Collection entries
· · · · ·

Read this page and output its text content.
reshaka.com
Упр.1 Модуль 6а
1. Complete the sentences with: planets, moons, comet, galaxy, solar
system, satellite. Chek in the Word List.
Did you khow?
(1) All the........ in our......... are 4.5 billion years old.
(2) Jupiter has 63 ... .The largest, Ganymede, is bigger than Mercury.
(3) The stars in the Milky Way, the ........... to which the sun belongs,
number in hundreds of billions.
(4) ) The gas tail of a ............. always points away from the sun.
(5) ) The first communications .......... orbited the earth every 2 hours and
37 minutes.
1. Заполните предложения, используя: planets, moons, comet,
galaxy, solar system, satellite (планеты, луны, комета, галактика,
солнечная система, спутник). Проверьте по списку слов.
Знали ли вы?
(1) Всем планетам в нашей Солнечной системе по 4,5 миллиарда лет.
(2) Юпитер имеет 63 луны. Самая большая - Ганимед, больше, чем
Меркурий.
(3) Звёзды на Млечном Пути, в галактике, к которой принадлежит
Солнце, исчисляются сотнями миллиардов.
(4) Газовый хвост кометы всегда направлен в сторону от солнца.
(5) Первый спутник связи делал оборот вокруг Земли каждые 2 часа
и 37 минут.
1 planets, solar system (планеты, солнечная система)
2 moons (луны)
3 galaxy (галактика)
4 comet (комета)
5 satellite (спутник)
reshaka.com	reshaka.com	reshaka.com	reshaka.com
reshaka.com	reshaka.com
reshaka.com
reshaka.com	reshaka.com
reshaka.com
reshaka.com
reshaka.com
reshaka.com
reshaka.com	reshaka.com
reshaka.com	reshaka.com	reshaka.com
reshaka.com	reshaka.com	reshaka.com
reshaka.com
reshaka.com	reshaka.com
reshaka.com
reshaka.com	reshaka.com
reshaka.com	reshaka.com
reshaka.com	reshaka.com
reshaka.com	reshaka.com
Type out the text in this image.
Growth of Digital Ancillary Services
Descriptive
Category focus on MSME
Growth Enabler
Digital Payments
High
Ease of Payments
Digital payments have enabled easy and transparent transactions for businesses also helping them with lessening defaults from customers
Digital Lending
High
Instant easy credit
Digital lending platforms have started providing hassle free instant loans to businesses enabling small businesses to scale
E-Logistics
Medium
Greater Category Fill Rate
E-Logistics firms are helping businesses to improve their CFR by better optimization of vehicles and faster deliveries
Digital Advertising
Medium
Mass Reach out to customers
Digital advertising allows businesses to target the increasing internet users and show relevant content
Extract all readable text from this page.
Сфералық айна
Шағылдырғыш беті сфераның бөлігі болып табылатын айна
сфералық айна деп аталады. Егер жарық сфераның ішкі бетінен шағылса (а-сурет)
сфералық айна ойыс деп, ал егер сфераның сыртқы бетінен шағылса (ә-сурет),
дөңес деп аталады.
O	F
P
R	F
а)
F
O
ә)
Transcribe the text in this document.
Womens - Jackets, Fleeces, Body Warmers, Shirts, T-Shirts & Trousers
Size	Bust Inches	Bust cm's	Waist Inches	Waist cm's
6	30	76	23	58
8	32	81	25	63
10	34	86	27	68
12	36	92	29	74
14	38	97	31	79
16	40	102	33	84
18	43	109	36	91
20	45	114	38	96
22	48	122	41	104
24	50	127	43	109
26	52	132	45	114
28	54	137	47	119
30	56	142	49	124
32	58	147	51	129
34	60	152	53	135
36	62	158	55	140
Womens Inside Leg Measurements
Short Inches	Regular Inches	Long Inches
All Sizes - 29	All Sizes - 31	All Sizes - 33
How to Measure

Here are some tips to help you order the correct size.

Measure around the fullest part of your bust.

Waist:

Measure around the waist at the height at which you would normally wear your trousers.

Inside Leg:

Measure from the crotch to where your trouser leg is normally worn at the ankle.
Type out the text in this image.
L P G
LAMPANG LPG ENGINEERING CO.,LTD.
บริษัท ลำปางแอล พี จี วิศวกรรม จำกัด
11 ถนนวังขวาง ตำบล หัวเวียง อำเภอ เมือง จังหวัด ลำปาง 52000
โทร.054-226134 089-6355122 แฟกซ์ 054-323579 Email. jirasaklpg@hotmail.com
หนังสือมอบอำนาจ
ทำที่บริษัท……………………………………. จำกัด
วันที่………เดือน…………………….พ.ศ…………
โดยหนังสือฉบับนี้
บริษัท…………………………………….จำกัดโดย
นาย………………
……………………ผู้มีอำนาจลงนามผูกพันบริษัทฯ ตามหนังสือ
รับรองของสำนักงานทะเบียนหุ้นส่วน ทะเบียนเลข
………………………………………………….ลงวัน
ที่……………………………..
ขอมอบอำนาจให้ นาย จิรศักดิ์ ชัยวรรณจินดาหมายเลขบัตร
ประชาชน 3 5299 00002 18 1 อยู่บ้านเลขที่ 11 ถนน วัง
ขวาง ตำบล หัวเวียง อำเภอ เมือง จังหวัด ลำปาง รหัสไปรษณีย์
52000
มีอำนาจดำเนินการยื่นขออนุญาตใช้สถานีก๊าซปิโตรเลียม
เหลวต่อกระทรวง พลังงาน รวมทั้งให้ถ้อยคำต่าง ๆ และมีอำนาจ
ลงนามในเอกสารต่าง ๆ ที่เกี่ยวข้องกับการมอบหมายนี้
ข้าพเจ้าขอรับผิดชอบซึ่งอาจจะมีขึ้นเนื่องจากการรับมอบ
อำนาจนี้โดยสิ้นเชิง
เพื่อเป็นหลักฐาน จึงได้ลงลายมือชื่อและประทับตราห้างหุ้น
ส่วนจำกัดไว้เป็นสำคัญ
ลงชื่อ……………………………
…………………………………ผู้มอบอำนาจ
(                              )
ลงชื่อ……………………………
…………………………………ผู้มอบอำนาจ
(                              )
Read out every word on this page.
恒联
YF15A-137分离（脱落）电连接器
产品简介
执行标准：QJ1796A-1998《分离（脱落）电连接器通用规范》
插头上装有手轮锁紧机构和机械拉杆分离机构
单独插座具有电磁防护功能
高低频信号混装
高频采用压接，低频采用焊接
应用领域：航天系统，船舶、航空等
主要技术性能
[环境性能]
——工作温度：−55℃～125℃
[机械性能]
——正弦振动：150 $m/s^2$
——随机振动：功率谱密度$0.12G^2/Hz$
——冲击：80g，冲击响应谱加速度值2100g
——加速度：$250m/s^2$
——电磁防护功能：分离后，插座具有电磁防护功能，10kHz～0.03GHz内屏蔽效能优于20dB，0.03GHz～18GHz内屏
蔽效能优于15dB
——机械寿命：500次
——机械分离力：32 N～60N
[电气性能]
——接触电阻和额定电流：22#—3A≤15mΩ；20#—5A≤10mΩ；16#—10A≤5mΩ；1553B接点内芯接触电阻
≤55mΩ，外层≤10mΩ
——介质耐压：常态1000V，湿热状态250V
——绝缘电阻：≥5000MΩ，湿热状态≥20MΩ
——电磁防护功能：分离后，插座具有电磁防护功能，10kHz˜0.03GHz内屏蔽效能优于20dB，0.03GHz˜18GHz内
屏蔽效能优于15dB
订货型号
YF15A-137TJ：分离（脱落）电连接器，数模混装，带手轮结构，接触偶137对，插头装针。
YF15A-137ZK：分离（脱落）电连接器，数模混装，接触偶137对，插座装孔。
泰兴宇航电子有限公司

· · · · ·

SET EXERCISE. Print all of the data exactly as it was given.

TASK RESULT.
Read this page and output its text content.
reshaka.com
Упр.1 Модуль 6а
1. Complete the sentences with: planets, moons, comet, galaxy, solar
system, satellite. Chek in the Word List.
Did you khow?
(1) All the........ in our......... are 4.5 billion years old.
(2) Jupiter has 63 ... .The largest, Ganymede, is bigger than Mercury.
(3) The stars in the Milky Way, the ........... to which the sun belongs,
number in hundreds of billions.
(4) ) The gas tail of a ............. always points away from the sun.
(5) ) The first communications .......... orbited the earth every 2 hours and
37 minutes.
1. Заполните предложения, используя: planets, moons, comet,
galaxy, solar system, satellite (планеты, луны, комета, галактика,
солнечная система, спутник). Проверьте по списку слов.
Знали ли вы?
(1) Всем планетам в нашей Солнечной системе по 4,5 миллиарда лет.
(2) Юпитер имеет 63 луны. Самая большая - Ганимед, больше, чем
Меркурий.
(3) Звёзды на Млечном Пути, в галактике, к которой принадлежит
Солнце, исчисляются сотнями миллиардов.
(4) Газовый хвост кометы всегда направлен в сторону от солнца.
(5) Первый спутник связи делал оборот вокруг Земли каждые 2 часа
и 37 минут.
1 planets, solar system (планеты, солнечная система)
2 moons (луны)
3 galaxy (галактика)
4 comet (комета)
5 satellite (спутник)
reshaka.com	reshaka.com	reshaka.com	reshaka.com
reshaka.com	reshaka.com
reshaka.com
reshaka.com	reshaka.com
reshaka.com
reshaka.com
reshaka.com
reshaka.com
reshaka.com	reshaka.com
reshaka.com	reshaka.com	reshaka.com
reshaka.com	reshaka.com	reshaka.com
reshaka.com
reshaka.com	reshaka.com
reshaka.com
reshaka.com	reshaka.com
reshaka.com	reshaka.com
reshaka.com	reshaka.com
reshaka.com	reshaka.com
Type out the text in this image.
Growth of Digital Ancillary Services
Descriptive
Category focus on MSME
Growth Enabler
Digital Payments
High
Ease of Payments
Digital payments have enabled easy and transparent transactions for businesses also helping them with lessening defaults from customers
Digital Lending
High
Instant easy credit
Digital lending platforms have started providing hassle free instant loans to businesses enabling small businesses to scale
E-Logistics
Medium
Greater Category Fill Rate
E-Logistics firms are helping businesses to improve their CFR by better optimization of vehicles and faster deliveries
Digital Advertising
Medium
Mass Reach out to customers
Digital advertising allows businesses to target the increasing internet users and show relevant content
Extract all readable text from this page.
Сфералық айна
Шағылдырғыш беті сфераның бөлігі болып табылатын айна
сфералық айна деп аталады. Егер жарық сфераның ішкі бетінен шағылса (а-сурет)
сфералық айна ойыс деп, ал егер сфераның сыртқы бетінен шағылса (ә-сурет),
дөңес деп аталады.
O	F
P
R	F
а)
F
O
ә)
Transcribe the text in this document.
Womens - Jackets, Fleeces, Body Warmers, Shirts, T-Shirts & Trousers
Size	Bust Inches	Bust cm's	Waist Inches	Waist cm's
6	30	76	23	58
8	32	81	25	63
10	34	86	27	68
12	36	92	29	74
14	38	97	31	79
16	40	102	33	84
18	43	109	36	91
20	45	114	38	96
22	48	122	41	104
24	50	127	43	109
26	52	132	45	114
28	54	137	47	119
30	56	142	49	124
32	58	147	51	129
34	60	152	53	135
36	62	158	55	140
Womens Inside Leg Measurements
Short Inches	Regular Inches	Long Inches
All Sizes - 29	All Sizes - 31	All Sizes - 33
How to Measure

Here are some tips to help you order the correct size.

Measure around the fullest part of your bust.

Waist:

Measure around the waist at the height at which you would normally wear your trousers.

Inside Leg:

Measure from the crotch to where your trouser leg is normally worn at the ankle.
Type out the text in this image.
L P G
LAMPANG LPG ENGINEERING CO.,LTD.
บริษัท ลำปางแอล พี จี วิศวกรรม จำกัด
11 ถนนวังขวาง ตำบล หัวเวียง อำเภอ เมือง จังหวัด ลำปาง 52000
โทร.054-226134 089-6355122 แฟกซ์ 054-323579 Email. jirasaklpg@hotmail.com
หนังสือมอบอำนาจ
ทำที่บริษัท……………………………………. จำกัด
วันที่………เดือน…………………….พ.ศ…………
โดยหนังสือฉบับนี้
บริษัท…………………………………….จำกัดโดย
นาย………………
……………………ผู้มีอำนาจลงนามผูกพันบริษัทฯ ตามหนังสือ
รับรองของสำนักงานทะเบียนหุ้นส่วน ทะเบียนเลข
………………………………………………….ลงวัน
ที่……………………………..
ขอมอบอำนาจให้ นาย จิรศักดิ์ ชัยวรรณจินดาหมายเลขบัตร
ประชาชน 3 5299 00002 18 1 อยู่บ้านเลขที่ 11 ถนน วัง
ขวาง ตำบล หัวเวียง อำเภอ เมือง จังหวัด ลำปาง รหัสไปรษณีย์
52000
มีอำนาจดำเนินการยื่นขออนุญาตใช้สถานีก๊าซปิโตรเลียม
เหลวต่อกระทรวง พลังงาน รวมทั้งให้ถ้อยคำต่าง ๆ และมีอำนาจ
ลงนามในเอกสารต่าง ๆ ที่เกี่ยวข้องกับการมอบหมายนี้
ข้าพเจ้าขอรับผิดชอบซึ่งอาจจะมีขึ้นเนื่องจากการรับมอบ
อำนาจนี้โดยสิ้นเชิง
เพื่อเป็นหลักฐาน จึงได้ลงลายมือชื่อและประทับตราห้างหุ้น
ส่วนจำกัดไว้เป็นสำคัญ
ลงชื่อ……………………………
…………………………………ผู้มอบอำนาจ
(                              )
ลงชื่อ……………………………
…………………………………ผู้มอบอำนาจ
(                              )
Read out every word on this page.
恒联
YF15A-137分离（脱落）电连接器
产品简介
执行标准：QJ1796A-1998《分离（脱落）电连接器通用规范》
插头上装有手轮锁紧机构和机械拉杆分离机构
单独插座具有电磁防护功能
高低频信号混装
高频采用压接，低频采用焊接
应用领域：航天系统，船舶、航空等
主要技术性能
[环境性能]
——工作温度：−55℃～125℃
[机械性能]
——正弦振动：150 $m/s^2$
——随机振动：功率谱密度$0.12G^2/Hz$
——冲击：80g，冲击响应谱加速度值2100g
——加速度：$250m/s^2$
——电磁防护功能：分离后，插座具有电磁防护功能，10kHz～0.03GHz内屏蔽效能优于20dB，0.03GHz～18GHz内屏
蔽效能优于15dB
——机械寿命：500次
——机械分离力：32 N～60N
[电气性能]
——接触电阻和额定电流：22#—3A≤15mΩ；20#—5A≤10mΩ；16#—10A≤5mΩ；1553B接点内芯接触电阻
≤55mΩ，外层≤10mΩ
——介质耐压：常态1000V，湿热状态250V
——绝缘电阻：≥5000MΩ，湿热状态≥20MΩ
——电磁防护功能：分离后，插座具有电磁防护功能，10kHz˜0.03GHz内屏蔽效能优于20dB，0.03GHz˜18GHz内
屏蔽效能优于15dB
订货型号
YF15A-137TJ：分离（脱落）电连接器，数模混装，带手轮结构，接触偶137对，插头装针。
YF15A-137ZK：分离（脱落）电连接器，数模混装，接触偶137对，插座装孔。
泰兴宇航电子有限公司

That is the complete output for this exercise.